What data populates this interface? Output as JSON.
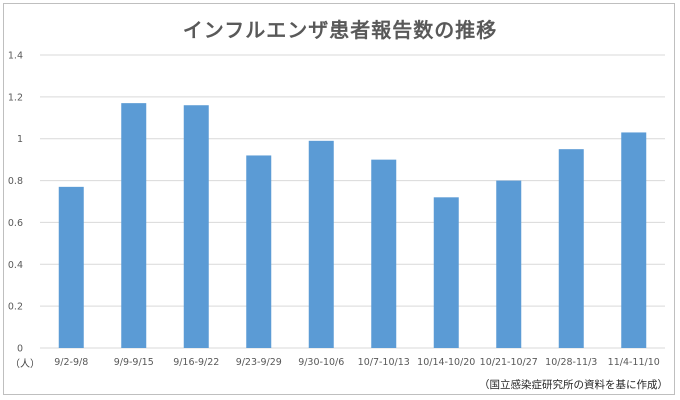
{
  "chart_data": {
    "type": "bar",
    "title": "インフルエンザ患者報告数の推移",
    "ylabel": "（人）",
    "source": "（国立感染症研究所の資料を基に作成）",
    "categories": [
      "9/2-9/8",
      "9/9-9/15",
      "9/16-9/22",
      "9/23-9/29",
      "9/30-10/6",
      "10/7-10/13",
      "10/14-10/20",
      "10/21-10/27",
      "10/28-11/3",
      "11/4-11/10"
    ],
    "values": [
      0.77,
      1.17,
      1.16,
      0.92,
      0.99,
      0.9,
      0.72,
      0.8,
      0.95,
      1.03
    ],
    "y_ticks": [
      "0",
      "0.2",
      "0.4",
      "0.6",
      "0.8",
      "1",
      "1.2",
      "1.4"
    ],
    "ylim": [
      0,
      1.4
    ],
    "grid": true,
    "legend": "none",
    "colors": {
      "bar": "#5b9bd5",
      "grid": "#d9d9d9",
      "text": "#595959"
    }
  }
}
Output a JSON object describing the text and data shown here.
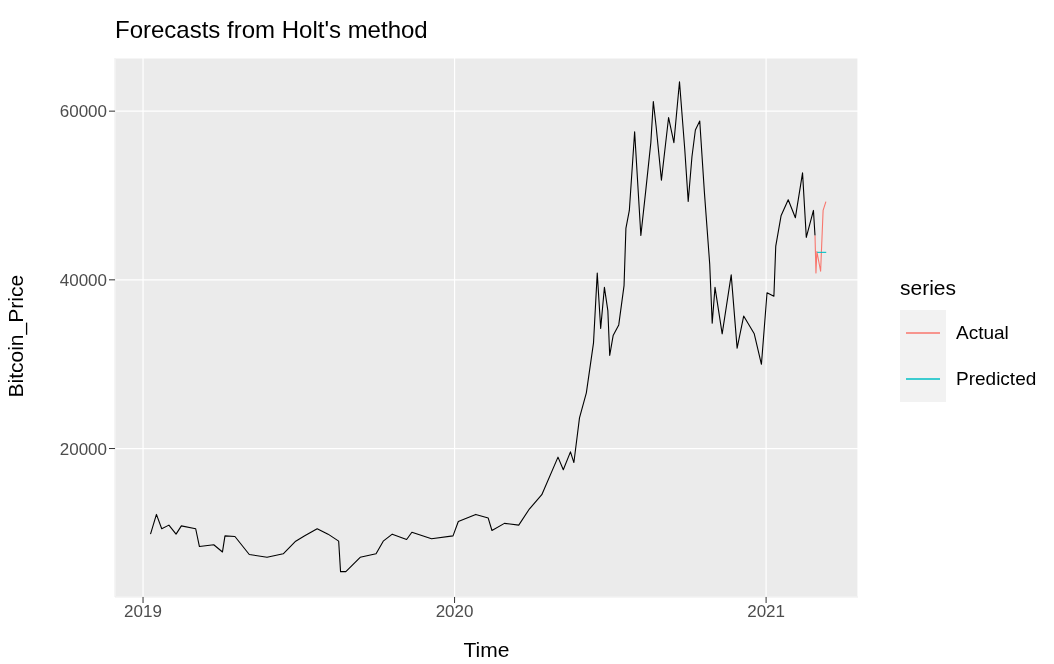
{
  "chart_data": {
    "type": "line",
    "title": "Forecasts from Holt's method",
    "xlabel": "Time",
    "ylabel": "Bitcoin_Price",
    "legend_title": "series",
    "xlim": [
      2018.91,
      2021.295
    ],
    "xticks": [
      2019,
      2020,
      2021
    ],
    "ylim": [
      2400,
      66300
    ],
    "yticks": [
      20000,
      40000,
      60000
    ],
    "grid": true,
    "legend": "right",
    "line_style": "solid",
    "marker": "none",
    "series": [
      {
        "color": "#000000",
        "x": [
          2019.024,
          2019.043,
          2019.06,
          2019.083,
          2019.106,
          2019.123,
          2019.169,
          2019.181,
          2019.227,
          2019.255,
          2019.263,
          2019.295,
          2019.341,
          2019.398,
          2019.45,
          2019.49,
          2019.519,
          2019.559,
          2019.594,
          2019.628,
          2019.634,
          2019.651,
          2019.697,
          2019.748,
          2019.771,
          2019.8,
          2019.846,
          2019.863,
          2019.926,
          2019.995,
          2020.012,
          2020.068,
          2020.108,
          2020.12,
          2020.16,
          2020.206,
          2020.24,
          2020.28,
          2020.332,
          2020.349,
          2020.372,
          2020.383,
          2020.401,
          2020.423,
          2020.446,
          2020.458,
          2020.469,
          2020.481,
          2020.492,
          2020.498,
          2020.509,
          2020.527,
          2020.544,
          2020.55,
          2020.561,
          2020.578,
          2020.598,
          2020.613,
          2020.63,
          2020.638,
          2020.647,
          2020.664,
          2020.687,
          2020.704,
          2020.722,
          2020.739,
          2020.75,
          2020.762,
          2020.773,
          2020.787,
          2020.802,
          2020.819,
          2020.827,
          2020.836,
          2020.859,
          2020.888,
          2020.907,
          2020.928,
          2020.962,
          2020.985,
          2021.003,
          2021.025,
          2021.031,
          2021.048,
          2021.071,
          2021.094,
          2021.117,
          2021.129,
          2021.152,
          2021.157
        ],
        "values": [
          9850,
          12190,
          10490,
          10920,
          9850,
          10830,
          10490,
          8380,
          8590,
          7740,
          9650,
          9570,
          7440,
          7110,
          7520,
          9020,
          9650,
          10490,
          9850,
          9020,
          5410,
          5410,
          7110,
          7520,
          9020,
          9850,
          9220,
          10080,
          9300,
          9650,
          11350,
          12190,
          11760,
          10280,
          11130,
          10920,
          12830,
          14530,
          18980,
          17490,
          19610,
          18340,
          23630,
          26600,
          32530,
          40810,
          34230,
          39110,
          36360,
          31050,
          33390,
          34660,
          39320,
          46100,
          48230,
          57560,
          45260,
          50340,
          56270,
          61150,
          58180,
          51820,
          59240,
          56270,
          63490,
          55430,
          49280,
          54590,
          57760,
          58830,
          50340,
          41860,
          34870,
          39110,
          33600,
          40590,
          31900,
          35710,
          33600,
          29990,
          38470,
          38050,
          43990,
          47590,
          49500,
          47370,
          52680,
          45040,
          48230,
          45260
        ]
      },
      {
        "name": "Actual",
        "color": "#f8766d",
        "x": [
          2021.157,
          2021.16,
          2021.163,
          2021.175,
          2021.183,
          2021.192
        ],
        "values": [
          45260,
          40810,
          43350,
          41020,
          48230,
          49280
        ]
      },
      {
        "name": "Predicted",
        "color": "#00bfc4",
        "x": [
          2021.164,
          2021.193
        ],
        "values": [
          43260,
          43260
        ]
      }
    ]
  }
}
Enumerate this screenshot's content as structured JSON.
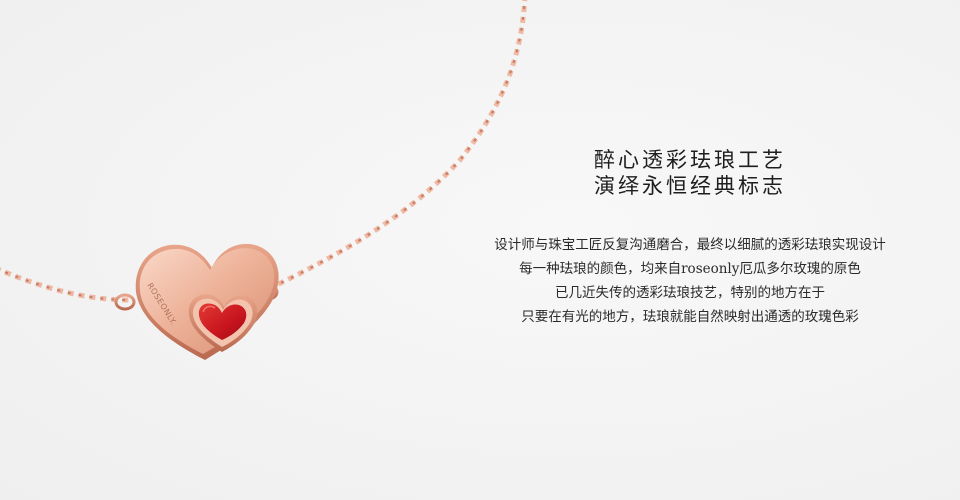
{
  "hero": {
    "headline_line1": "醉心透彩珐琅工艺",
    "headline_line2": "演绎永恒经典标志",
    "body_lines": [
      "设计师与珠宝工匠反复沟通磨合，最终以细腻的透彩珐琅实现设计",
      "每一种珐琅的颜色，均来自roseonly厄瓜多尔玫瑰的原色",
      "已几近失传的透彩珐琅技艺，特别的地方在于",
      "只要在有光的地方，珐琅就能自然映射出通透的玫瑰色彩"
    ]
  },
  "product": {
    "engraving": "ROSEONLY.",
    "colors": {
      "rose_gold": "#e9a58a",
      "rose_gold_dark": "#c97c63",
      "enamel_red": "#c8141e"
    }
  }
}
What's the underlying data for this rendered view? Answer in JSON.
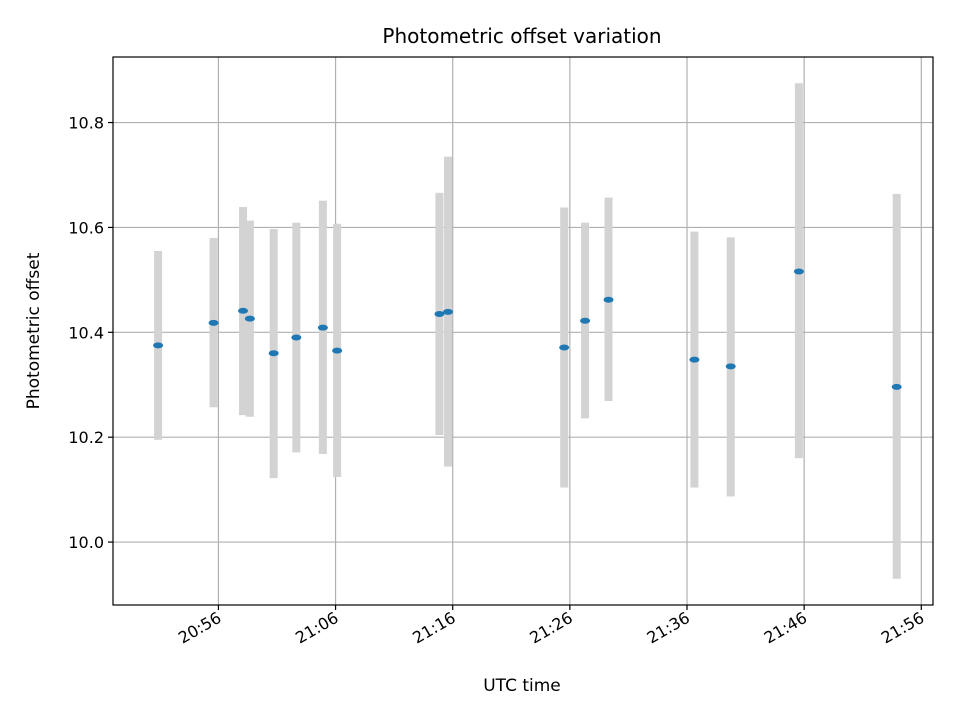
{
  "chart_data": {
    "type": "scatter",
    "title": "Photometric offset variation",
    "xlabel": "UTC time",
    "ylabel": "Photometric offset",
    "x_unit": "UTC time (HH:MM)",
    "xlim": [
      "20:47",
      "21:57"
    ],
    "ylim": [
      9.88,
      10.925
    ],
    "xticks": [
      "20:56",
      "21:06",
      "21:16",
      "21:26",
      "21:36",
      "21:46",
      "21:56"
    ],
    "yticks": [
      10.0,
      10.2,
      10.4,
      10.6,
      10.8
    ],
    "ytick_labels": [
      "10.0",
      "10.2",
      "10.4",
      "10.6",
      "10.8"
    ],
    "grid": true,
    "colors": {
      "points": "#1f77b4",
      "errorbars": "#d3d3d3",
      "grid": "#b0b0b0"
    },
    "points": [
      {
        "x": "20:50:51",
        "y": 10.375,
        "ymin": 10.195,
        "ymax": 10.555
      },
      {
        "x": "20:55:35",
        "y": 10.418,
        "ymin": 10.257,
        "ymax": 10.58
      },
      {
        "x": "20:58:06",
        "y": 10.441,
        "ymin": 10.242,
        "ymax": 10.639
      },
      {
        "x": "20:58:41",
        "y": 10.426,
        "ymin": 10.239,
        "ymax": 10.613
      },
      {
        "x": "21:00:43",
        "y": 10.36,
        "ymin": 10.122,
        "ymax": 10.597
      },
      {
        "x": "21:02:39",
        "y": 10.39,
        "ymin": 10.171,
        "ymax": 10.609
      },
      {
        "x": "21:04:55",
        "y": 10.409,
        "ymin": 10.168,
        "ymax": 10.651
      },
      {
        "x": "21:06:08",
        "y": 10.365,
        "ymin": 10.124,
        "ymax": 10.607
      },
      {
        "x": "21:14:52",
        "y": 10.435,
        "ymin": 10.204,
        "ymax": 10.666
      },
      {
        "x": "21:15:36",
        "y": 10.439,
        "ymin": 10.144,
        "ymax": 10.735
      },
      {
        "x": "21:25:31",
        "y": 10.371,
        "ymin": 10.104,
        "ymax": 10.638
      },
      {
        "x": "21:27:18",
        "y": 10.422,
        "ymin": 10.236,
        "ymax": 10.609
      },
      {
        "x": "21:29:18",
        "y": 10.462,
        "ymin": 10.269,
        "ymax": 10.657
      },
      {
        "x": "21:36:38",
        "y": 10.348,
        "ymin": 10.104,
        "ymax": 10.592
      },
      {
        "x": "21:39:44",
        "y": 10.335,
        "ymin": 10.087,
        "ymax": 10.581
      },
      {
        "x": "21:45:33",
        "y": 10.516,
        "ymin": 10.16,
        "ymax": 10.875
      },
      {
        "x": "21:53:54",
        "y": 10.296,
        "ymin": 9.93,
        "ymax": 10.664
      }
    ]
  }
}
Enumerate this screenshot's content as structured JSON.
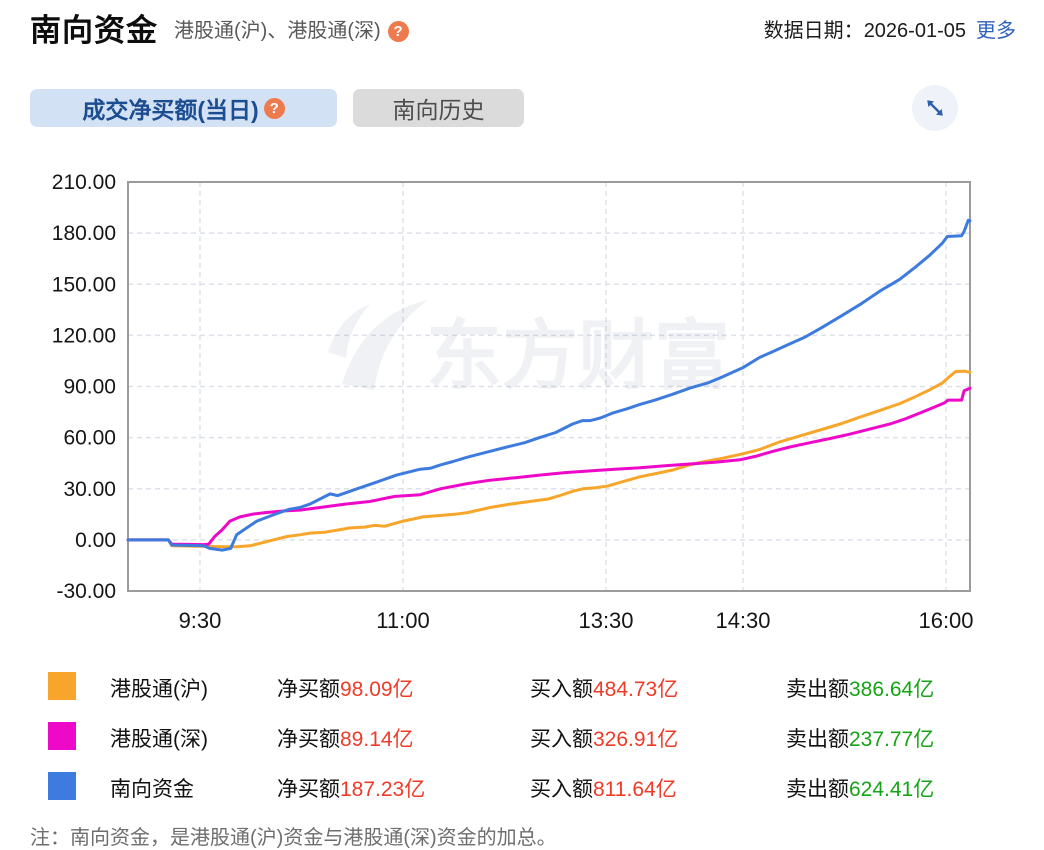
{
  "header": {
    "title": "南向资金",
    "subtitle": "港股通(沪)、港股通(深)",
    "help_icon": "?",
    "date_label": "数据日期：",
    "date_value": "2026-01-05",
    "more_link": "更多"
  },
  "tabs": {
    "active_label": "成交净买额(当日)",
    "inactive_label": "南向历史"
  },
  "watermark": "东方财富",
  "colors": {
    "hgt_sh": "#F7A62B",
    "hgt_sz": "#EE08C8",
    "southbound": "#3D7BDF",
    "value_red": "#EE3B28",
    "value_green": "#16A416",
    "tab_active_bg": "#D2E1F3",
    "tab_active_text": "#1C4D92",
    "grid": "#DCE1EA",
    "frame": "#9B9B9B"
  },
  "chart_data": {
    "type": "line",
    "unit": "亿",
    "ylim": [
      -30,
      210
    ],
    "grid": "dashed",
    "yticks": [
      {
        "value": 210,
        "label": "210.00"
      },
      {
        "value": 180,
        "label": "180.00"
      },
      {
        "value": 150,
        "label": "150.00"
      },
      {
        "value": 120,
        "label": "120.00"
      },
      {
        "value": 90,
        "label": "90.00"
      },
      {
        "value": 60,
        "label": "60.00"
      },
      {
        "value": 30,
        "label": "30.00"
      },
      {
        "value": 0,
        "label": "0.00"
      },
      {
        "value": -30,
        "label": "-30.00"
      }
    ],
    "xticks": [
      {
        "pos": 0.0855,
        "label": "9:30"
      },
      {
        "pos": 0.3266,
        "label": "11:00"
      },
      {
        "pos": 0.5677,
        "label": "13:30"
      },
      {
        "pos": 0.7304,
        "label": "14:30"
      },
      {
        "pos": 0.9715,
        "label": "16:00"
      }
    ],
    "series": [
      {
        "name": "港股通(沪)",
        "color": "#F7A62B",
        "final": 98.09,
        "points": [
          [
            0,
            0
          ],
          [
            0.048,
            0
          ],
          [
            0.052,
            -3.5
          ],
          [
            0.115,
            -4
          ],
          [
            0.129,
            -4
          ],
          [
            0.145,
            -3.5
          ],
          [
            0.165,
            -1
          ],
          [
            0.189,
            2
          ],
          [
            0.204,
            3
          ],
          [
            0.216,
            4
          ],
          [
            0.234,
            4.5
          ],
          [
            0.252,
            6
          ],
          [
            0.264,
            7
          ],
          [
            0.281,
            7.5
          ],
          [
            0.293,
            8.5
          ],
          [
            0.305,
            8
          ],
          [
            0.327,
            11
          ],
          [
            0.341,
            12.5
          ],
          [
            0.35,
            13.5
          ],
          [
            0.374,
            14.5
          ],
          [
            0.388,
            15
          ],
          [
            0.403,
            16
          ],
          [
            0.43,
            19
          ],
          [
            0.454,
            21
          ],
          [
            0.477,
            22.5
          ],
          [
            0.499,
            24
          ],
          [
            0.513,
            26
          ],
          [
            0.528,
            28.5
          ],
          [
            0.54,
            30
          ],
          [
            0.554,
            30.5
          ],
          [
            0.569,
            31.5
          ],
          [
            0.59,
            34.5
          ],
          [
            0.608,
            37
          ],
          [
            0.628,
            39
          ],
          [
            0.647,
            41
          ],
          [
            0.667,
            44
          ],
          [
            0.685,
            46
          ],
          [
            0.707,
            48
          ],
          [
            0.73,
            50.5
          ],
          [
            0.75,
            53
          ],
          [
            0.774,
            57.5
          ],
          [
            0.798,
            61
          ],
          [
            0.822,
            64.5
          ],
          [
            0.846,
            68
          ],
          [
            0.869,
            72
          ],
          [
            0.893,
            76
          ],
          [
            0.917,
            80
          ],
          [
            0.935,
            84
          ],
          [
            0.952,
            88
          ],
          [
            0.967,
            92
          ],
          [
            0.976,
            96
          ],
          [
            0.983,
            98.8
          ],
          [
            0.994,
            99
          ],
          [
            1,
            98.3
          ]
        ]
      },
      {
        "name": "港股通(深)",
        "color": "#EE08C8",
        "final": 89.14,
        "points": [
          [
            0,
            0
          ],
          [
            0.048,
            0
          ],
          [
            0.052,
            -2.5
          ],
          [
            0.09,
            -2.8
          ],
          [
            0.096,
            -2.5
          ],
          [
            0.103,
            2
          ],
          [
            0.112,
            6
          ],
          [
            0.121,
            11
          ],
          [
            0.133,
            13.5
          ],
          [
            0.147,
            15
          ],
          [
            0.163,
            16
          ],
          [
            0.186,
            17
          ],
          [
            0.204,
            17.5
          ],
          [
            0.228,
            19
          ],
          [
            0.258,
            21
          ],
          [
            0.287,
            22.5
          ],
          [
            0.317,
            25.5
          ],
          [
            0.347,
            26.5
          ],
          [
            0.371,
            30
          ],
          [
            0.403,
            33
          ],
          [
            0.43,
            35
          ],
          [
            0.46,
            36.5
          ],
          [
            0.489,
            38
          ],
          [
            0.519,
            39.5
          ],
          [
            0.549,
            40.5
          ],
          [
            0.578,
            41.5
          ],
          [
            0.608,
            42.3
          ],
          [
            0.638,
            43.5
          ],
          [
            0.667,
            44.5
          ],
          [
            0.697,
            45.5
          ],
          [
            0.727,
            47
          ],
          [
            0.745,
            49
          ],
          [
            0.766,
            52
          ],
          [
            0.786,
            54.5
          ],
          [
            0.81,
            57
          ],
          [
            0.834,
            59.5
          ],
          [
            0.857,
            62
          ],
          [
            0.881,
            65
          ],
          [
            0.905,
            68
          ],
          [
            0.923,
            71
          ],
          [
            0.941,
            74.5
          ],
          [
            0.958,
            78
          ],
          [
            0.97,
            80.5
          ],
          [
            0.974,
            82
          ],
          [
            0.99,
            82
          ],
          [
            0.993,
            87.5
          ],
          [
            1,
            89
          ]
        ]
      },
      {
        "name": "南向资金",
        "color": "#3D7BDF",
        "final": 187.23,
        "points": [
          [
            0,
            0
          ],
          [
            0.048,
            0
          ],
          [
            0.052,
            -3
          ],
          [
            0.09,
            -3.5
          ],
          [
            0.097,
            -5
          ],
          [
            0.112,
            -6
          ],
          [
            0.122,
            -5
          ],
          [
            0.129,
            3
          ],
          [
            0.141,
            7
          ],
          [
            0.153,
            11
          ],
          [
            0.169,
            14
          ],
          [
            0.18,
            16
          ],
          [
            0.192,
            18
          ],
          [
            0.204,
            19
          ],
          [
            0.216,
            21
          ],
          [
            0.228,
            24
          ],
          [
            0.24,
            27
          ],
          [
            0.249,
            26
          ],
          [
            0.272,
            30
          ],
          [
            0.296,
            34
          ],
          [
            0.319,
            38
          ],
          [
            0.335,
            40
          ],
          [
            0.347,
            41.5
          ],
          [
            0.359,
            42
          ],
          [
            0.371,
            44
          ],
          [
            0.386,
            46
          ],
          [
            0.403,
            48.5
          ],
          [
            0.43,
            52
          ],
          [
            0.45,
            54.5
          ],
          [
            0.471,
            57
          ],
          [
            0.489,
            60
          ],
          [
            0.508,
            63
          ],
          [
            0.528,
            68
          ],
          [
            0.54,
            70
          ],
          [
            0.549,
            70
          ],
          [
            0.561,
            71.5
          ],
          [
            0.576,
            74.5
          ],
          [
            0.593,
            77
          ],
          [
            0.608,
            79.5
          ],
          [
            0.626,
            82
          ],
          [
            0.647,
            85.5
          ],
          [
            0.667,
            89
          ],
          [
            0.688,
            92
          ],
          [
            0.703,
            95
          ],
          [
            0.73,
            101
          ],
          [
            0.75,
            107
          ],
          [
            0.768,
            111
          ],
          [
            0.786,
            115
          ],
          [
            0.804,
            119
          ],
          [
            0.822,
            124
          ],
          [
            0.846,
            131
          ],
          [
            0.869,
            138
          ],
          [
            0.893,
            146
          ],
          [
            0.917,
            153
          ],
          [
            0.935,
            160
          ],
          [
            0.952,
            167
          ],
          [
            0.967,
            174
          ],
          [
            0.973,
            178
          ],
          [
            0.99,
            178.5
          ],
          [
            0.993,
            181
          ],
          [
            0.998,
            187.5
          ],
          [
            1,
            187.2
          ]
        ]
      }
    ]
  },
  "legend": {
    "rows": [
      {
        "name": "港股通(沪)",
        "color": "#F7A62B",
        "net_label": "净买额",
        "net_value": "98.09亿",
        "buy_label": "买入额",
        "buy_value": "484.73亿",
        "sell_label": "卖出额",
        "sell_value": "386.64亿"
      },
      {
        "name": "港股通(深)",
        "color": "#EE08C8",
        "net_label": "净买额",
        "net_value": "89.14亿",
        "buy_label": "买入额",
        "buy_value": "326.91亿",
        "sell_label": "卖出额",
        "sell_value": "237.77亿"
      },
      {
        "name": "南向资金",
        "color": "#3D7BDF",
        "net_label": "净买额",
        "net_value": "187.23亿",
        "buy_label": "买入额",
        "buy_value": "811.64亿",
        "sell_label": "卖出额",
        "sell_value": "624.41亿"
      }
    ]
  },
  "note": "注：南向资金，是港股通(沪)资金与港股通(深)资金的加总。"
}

§ **Task**
Return solely the number of lines in the data that include the word "What".

§ **Task solution**
2